━━━━━ Given entries ━━━━━

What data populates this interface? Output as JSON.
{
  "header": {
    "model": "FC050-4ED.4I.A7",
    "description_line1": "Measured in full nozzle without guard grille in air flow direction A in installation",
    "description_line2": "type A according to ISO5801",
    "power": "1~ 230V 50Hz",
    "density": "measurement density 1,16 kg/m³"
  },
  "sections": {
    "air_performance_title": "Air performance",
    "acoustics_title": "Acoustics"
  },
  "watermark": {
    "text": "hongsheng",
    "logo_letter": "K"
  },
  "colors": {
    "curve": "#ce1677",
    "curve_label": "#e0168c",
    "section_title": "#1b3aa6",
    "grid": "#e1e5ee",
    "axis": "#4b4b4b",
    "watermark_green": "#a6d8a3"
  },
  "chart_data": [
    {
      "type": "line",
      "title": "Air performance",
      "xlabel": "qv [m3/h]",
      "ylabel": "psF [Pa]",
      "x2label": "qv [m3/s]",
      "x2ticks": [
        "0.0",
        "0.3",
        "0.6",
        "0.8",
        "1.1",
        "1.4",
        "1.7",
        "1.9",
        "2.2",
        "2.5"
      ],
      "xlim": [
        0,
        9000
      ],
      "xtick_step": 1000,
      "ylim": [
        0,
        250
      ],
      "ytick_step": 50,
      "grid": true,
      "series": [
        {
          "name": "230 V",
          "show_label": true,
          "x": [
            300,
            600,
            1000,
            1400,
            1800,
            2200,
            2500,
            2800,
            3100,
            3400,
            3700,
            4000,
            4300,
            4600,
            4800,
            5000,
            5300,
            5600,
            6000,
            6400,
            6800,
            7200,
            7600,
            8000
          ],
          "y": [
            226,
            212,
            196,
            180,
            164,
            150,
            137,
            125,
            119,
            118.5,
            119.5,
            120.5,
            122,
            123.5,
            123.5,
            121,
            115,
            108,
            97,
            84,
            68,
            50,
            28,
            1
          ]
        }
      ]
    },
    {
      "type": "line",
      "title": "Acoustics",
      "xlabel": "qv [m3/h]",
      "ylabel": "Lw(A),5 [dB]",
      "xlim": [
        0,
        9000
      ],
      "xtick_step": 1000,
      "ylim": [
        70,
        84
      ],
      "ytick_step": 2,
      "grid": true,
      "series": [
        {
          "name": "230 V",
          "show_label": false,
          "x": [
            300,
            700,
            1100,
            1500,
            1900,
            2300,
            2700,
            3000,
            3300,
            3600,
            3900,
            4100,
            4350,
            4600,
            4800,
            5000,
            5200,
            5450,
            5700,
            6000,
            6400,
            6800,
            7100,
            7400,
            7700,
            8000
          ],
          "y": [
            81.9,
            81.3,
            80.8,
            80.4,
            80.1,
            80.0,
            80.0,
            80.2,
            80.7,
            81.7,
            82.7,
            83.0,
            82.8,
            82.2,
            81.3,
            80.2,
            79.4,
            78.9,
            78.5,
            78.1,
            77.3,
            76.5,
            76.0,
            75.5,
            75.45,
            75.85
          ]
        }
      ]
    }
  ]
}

━━━━━

*What is being asked:*
All of the data shown above must be copied exactly.

*Correct response:*
What data populates this interface? Output as JSON.
{
  "header": {
    "model": "FC050-4ED.4I.A7",
    "description_line1": "Measured in full nozzle without guard grille in air flow direction A in installation",
    "description_line2": "type A according to ISO5801",
    "power": "1~ 230V 50Hz",
    "density": "measurement density 1,16 kg/m³"
  },
  "sections": {
    "air_performance_title": "Air performance",
    "acoustics_title": "Acoustics"
  },
  "watermark": {
    "text": "hongsheng",
    "logo_letter": "K"
  },
  "colors": {
    "curve": "#ce1677",
    "curve_label": "#e0168c",
    "section_title": "#1b3aa6",
    "grid": "#e1e5ee",
    "axis": "#4b4b4b",
    "watermark_green": "#a6d8a3"
  },
  "chart_data": [
    {
      "type": "line",
      "title": "Air performance",
      "xlabel": "qv [m3/h]",
      "ylabel": "psF [Pa]",
      "x2label": "qv [m3/s]",
      "x2ticks": [
        "0.0",
        "0.3",
        "0.6",
        "0.8",
        "1.1",
        "1.4",
        "1.7",
        "1.9",
        "2.2",
        "2.5"
      ],
      "xlim": [
        0,
        9000
      ],
      "xtick_step": 1000,
      "ylim": [
        0,
        250
      ],
      "ytick_step": 50,
      "grid": true,
      "series": [
        {
          "name": "230 V",
          "show_label": true,
          "x": [
            300,
            600,
            1000,
            1400,
            1800,
            2200,
            2500,
            2800,
            3100,
            3400,
            3700,
            4000,
            4300,
            4600,
            4800,
            5000,
            5300,
            5600,
            6000,
            6400,
            6800,
            7200,
            7600,
            8000
          ],
          "y": [
            226,
            212,
            196,
            180,
            164,
            150,
            137,
            125,
            119,
            118.5,
            119.5,
            120.5,
            122,
            123.5,
            123.5,
            121,
            115,
            108,
            97,
            84,
            68,
            50,
            28,
            1
          ]
        }
      ]
    },
    {
      "type": "line",
      "title": "Acoustics",
      "xlabel": "qv [m3/h]",
      "ylabel": "Lw(A),5 [dB]",
      "xlim": [
        0,
        9000
      ],
      "xtick_step": 1000,
      "ylim": [
        70,
        84
      ],
      "ytick_step": 2,
      "grid": true,
      "series": [
        {
          "name": "230 V",
          "show_label": false,
          "x": [
            300,
            700,
            1100,
            1500,
            1900,
            2300,
            2700,
            3000,
            3300,
            3600,
            3900,
            4100,
            4350,
            4600,
            4800,
            5000,
            5200,
            5450,
            5700,
            6000,
            6400,
            6800,
            7100,
            7400,
            7700,
            8000
          ],
          "y": [
            81.9,
            81.3,
            80.8,
            80.4,
            80.1,
            80.0,
            80.0,
            80.2,
            80.7,
            81.7,
            82.7,
            83.0,
            82.8,
            82.2,
            81.3,
            80.2,
            79.4,
            78.9,
            78.5,
            78.1,
            77.3,
            76.5,
            76.0,
            75.5,
            75.45,
            75.85
          ]
        }
      ]
    }
  ]
}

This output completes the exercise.